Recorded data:
* * *
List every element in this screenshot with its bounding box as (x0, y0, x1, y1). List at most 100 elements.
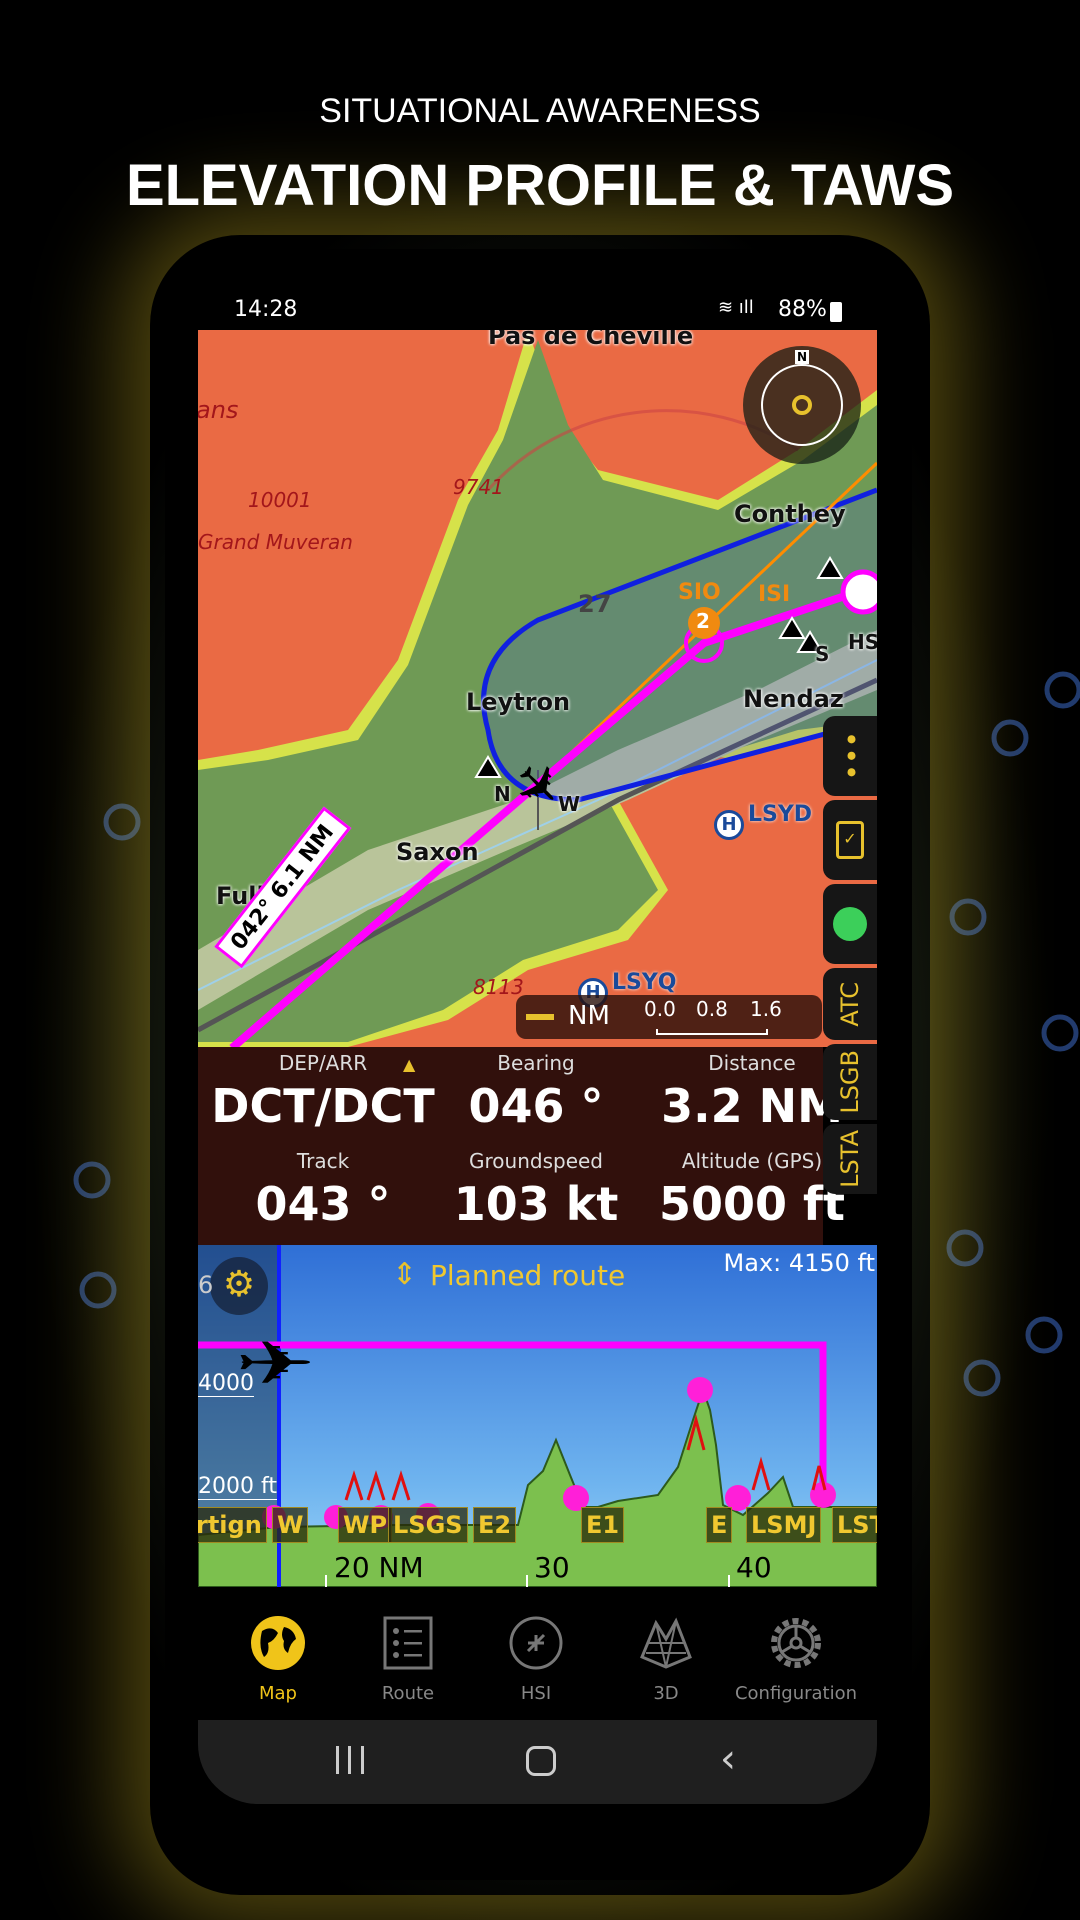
town-label: Leytron (466, 688, 571, 716)
battery-level: 88% (778, 297, 827, 322)
waypoint-label[interactable]: WP (338, 1507, 393, 1543)
navaid-label: SIO (678, 580, 721, 605)
bearing-value: 046 ° (468, 1079, 604, 1133)
map-label: HS (848, 630, 877, 654)
back-icon[interactable]: ‹ (720, 1736, 736, 1782)
waypoint-label[interactable]: W (272, 1507, 309, 1543)
scale-line (656, 1029, 768, 1035)
navaid-label: ISI (758, 582, 791, 607)
wifi-signal-icon: ≋ ıll (718, 297, 754, 318)
alt-label-2000: 2000 ft (198, 1474, 277, 1500)
track-value: 043 ° (255, 1177, 391, 1231)
town-label: Saxon (396, 838, 479, 866)
checklist-icon: ✓ (836, 821, 864, 859)
status-time: 14:28 (234, 297, 298, 322)
gear-icon (771, 1618, 821, 1668)
compass-north[interactable]: N (795, 350, 810, 364)
distance-label: Distance (708, 1051, 796, 1075)
headline-title: ELEVATION PROFILE & TAWS (125, 153, 955, 218)
distance-value: 3.2 NM (661, 1079, 843, 1133)
waypoint-label[interactable]: E (706, 1507, 733, 1543)
scale-unit: NM (568, 1001, 610, 1031)
bottom-nav: Map Route HSI 3D Configuration (198, 1587, 877, 1720)
groundspeed-value: 103 kt (453, 1177, 619, 1231)
heliport-icon: H (714, 810, 744, 840)
terrain-mesh-icon (640, 1617, 692, 1669)
airport-label[interactable]: LSYQ (612, 970, 677, 995)
moving-map[interactable]: Pas de Cheville ans 10001 9741 Grand Muv… (198, 330, 877, 1047)
dep-arr-label: DEP/ARR (278, 1051, 368, 1075)
profile-mode[interactable]: Planned route (430, 1259, 625, 1292)
nav-label: Route (381, 1683, 435, 1704)
globe-icon (251, 1616, 305, 1670)
groundspeed-label: Groundspeed (469, 1149, 603, 1173)
headline-kicker: SITUATIONAL AWARENESS (319, 92, 761, 130)
gps-status-button[interactable] (823, 884, 877, 964)
nav-label: Configuration (734, 1683, 858, 1704)
profile-settings-gear-icon[interactable]: ⚙ (210, 1257, 268, 1315)
elevation-label: 8113 (473, 975, 524, 999)
altitude-value: 5000 ft (658, 1177, 846, 1231)
waypoint-label[interactable]: LSMJ (746, 1507, 822, 1543)
recents-icon[interactable] (336, 1746, 364, 1774)
waypoint-label[interactable]: LSGS (388, 1507, 468, 1543)
map-label: S (815, 642, 830, 666)
distance-label: 40 (736, 1551, 772, 1584)
scale-tick: 1.6 (750, 997, 782, 1021)
home-icon[interactable] (526, 1746, 556, 1776)
system-nav-bar: ‹ (198, 1720, 877, 1804)
more-dots-icon: ••• (834, 731, 867, 781)
nav-hsi[interactable]: HSI (471, 1587, 601, 1720)
nav-route[interactable]: Route (343, 1587, 473, 1720)
map-label: Pas de Cheville (488, 330, 694, 350)
lsgb-label: LSGB (836, 1050, 864, 1114)
info-panel[interactable]: DEP/ARR ▲ Bearing Distance DCT/DCT 046 °… (198, 1047, 845, 1245)
battery-icon (830, 302, 842, 322)
scale-bar: NM 0.0 0.8 1.6 (516, 995, 822, 1039)
triangle-up-icon: ▲ (403, 1055, 416, 1074)
more-menu-button[interactable]: ••• (823, 716, 877, 796)
track-label: Track (296, 1149, 350, 1173)
distance-label: 30 (534, 1551, 570, 1584)
resize-arrows-icon[interactable]: ⇕ (392, 1257, 417, 1292)
nav-label: 3D (653, 1683, 679, 1704)
town-label: Nendaz (743, 685, 844, 713)
checklist-button[interactable]: ✓ (823, 800, 877, 880)
atc-label: ATC (836, 981, 864, 1027)
scale-tick: 0.0 (644, 997, 676, 1021)
hsi-icon (509, 1616, 563, 1670)
waypoint-badge[interactable]: 2 (696, 609, 710, 633)
runway-number: 27 (578, 590, 612, 618)
nav-label: Map (259, 1683, 297, 1704)
partial-alt-label: 6 (198, 1271, 214, 1299)
lsta-button[interactable]: LSTA (823, 1124, 877, 1194)
bearing-label: Bearing (497, 1051, 575, 1075)
waypoint-label[interactable]: LSTA (832, 1507, 877, 1543)
waypoint-label[interactable]: rtign (198, 1507, 267, 1543)
lsgb-button[interactable]: LSGB (823, 1044, 877, 1120)
scale-tick: 0.8 (696, 997, 728, 1021)
scale-color-icon (526, 1014, 554, 1020)
airport-label[interactable]: LSYD (748, 802, 812, 827)
distance-label: 20 NM (334, 1551, 424, 1584)
map-label: ans (198, 396, 239, 424)
dep-arr-value: DCT/DCT (211, 1079, 435, 1133)
atc-button[interactable]: ATC (823, 968, 877, 1040)
profile-aircraft-icon: ✈ (234, 1329, 316, 1399)
nav-map[interactable]: Map (213, 1587, 343, 1720)
nav-3d[interactable]: 3D (601, 1587, 731, 1720)
status-dot-icon (833, 907, 867, 941)
status-bar: 14:28 ≋ ıll 88% (198, 291, 877, 330)
map-label: Grand Muveran (198, 530, 353, 554)
elevation-profile[interactable]: ⚙ 6 ⇕ Planned route Max: 4150 ft 4000 20… (198, 1245, 877, 1587)
nav-configuration[interactable]: Configuration (731, 1587, 861, 1720)
elevation-label: 9741 (453, 475, 504, 499)
lsta-label: LSTA (836, 1130, 864, 1188)
waypoint-label[interactable]: E2 (473, 1507, 517, 1543)
obstacle-icons (344, 1414, 827, 1501)
waypoint-label[interactable]: E1 (581, 1507, 625, 1543)
nav-label: HSI (520, 1683, 552, 1704)
elevation-label: 10001 (248, 488, 312, 512)
profile-max-elevation: Max: 4150 ft (723, 1249, 875, 1277)
town-label: Conthey (734, 500, 846, 528)
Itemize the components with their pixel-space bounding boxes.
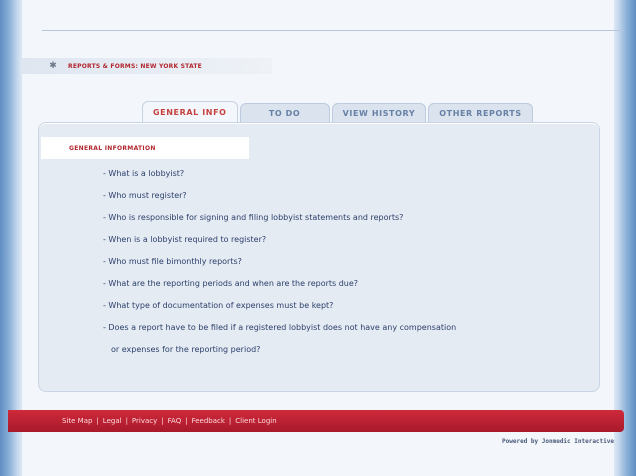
* * *
◆ **The problem**
Arrange every line of the entries above as a numbered list, skipping blank lines and leaving out the pictures.

◆ **Solution for this task**
1. List every element in this screenshot with its bounding box as (x0, y0, x1, y1). List at most 100 elements.
2. town-label: Leytron (466, 688, 571, 716)
3. battery-level: 88% (778, 297, 827, 322)
4. waypoint-label[interactable]: WP (338, 1507, 393, 1543)
5. navaid-label: SIO (678, 580, 721, 605)
6. bearing-value: 046 ° (468, 1079, 604, 1133)
7. map-label: HS (848, 630, 877, 654)
8. back-icon[interactable]: ‹ (720, 1736, 736, 1782)
9. waypoint-label[interactable]: W (272, 1507, 309, 1543)
10. scale-line (656, 1029, 768, 1035)
11. navaid-label: ISI (758, 582, 791, 607)
12. wifi-signal-icon: ≋ ıll (718, 297, 754, 318)
13. alt-label-2000: 2000 ft (198, 1474, 277, 1500)
14. track-value: 043 ° (255, 1177, 391, 1231)
15. town-label: Saxon (396, 838, 479, 866)
16. checklist-icon: ✓ (836, 821, 864, 859)
17. status-time: 14:28 (234, 297, 298, 322)
18. gear-icon (771, 1618, 821, 1668)
19. compass-north[interactable]: N (795, 350, 810, 364)
20. distance-label: Distance (708, 1051, 796, 1075)
21. headline-title: ELEVATION PROFILE & TAWS (125, 153, 955, 218)
22. distance-value: 3.2 NM (661, 1079, 843, 1133)
23. waypoint-label[interactable]: E (706, 1507, 733, 1543)
24. scale-unit: NM (568, 1001, 610, 1031)
25. bottom-nav: Map Route HSI 3D Configuration (198, 1587, 877, 1720)
26. groundspeed-value: 103 kt (453, 1177, 619, 1231)
27. heliport-icon: H (714, 810, 744, 840)
28. terrain-mesh-icon (640, 1617, 692, 1669)
29. airport-label[interactable]: LSYQ (612, 970, 677, 995)
30. moving-map[interactable]: Pas de Cheville ans 10001 9741 Grand Muv… (198, 330, 877, 1047)
31. dep-arr-label: DEP/ARR (278, 1051, 368, 1075)
32. profile-mode[interactable]: Planned route (430, 1259, 625, 1292)
33. nav-label: Route (381, 1683, 435, 1704)
34. globe-icon (251, 1616, 305, 1670)
35. groundspeed-label: Groundspeed (469, 1149, 603, 1173)
36. headline-kicker: SITUATIONAL AWARENESS (319, 92, 761, 130)
37. gps-status-button[interactable] (823, 884, 877, 964)
38. nav-label: Configuration (734, 1683, 858, 1704)
39. profile-settings-gear-icon[interactable]: ⚙ (210, 1257, 268, 1315)
40. elevation-label: 8113 (473, 975, 524, 999)
41. altitude-value: 5000 ft (658, 1177, 846, 1231)
42. waypoint-label[interactable]: LSMJ (746, 1507, 822, 1543)
43. recents-icon[interactable] (336, 1746, 364, 1774)
44. waypoint-label[interactable]: LSGS (388, 1507, 468, 1543)
45. map-label: S (815, 642, 830, 666)
46. distance-label: 40 (736, 1551, 772, 1584)
47. scale-tick: 1.6 (750, 997, 782, 1021)
48. home-icon[interactable] (526, 1746, 556, 1776)
49. system-nav-bar: ‹ (198, 1720, 877, 1804)
50. more-dots-icon: ••• (834, 731, 867, 781)
51. nav-hsi[interactable]: HSI (471, 1587, 601, 1720)
52. nav-route[interactable]: Route (343, 1587, 473, 1720)
53. map-label: Pas de Cheville (488, 330, 694, 350)
54. lsgb-label: LSGB (836, 1050, 864, 1114)
55. info-panel[interactable]: DEP/ARR ▲ Bearing Distance DCT/DCT 046 °… (198, 1047, 845, 1245)
56. battery-icon (830, 302, 842, 322)
57. scale-bar: NM 0.0 0.8 1.6 (516, 995, 822, 1039)
58. triangle-up-icon: ▲ (403, 1055, 416, 1074)
59. more-menu-button[interactable]: ••• (823, 716, 877, 796)
60. track-label: Track (296, 1149, 350, 1173)
61. distance-label: 30 (534, 1551, 570, 1584)
62. resize-arrows-icon[interactable]: ⇕ (392, 1257, 417, 1292)
63. nav-label: 3D (653, 1683, 679, 1704)
64. town-label: Nendaz (743, 685, 844, 713)
65. checklist-button[interactable]: ✓ (823, 800, 877, 880)
66. atc-label: ATC (836, 981, 864, 1027)
67. scale-tick: 0.0 (644, 997, 676, 1021)
68. hsi-icon (509, 1616, 563, 1670)
69. waypoint-badge[interactable]: 2 (696, 609, 710, 633)
70. runway-number: 27 (578, 590, 612, 618)
71. nav-label: Map (259, 1683, 297, 1704)
72. partial-alt-label: 6 (198, 1271, 214, 1299)
73. lsta-button[interactable]: LSTA (823, 1124, 877, 1194)
74. bearing-label: Bearing (497, 1051, 575, 1075)
75. waypoint-label[interactable]: LSTA (832, 1507, 877, 1543)
76. waypoint-label[interactable]: rtign (198, 1507, 267, 1543)
77. lsgb-button[interactable]: LSGB (823, 1044, 877, 1120)
78. scale-tick: 0.8 (696, 997, 728, 1021)
79. scale-color-icon (526, 1014, 554, 1020)
80. airport-label[interactable]: LSYD (748, 802, 812, 827)
81. distance-label: 20 NM (334, 1551, 424, 1584)
82. map-label: ans (198, 396, 239, 424)
83. dep-arr-value: DCT/DCT (211, 1079, 435, 1133)
84. atc-button[interactable]: ATC (823, 968, 877, 1040)
85. profile-aircraft-icon: ✈ (234, 1329, 316, 1399)
86. nav-map[interactable]: Map (213, 1587, 343, 1720)
87. nav-3d[interactable]: 3D (601, 1587, 731, 1720)
88. status-dot-icon (833, 907, 867, 941)
89. status-bar: 14:28 ≋ ıll 88% (198, 291, 877, 330)
90. map-label: Grand Muveran (198, 530, 353, 554)
91. elevation-profile[interactable]: ⚙ 6 ⇕ Planned route Max: 4150 ft 4000 20… (198, 1245, 877, 1587)
92. nav-configuration[interactable]: Configuration (731, 1587, 861, 1720)
93. elevation-label: 9741 (453, 475, 504, 499)
94. lsta-label: LSTA (836, 1130, 864, 1188)
95. waypoint-label[interactable]: E2 (473, 1507, 517, 1543)
96. obstacle-icons (344, 1414, 827, 1501)
97. waypoint-label[interactable]: E1 (581, 1507, 625, 1543)
98. nav-label: HSI (520, 1683, 552, 1704)
99. elevation-label: 10001 (248, 488, 312, 512)
100. profile-max-elevation: Max: 4150 ft (723, 1249, 875, 1277)
101. town-label: Conthey (734, 500, 846, 528)
102. Itemize the components with their pixel-space bounding boxes.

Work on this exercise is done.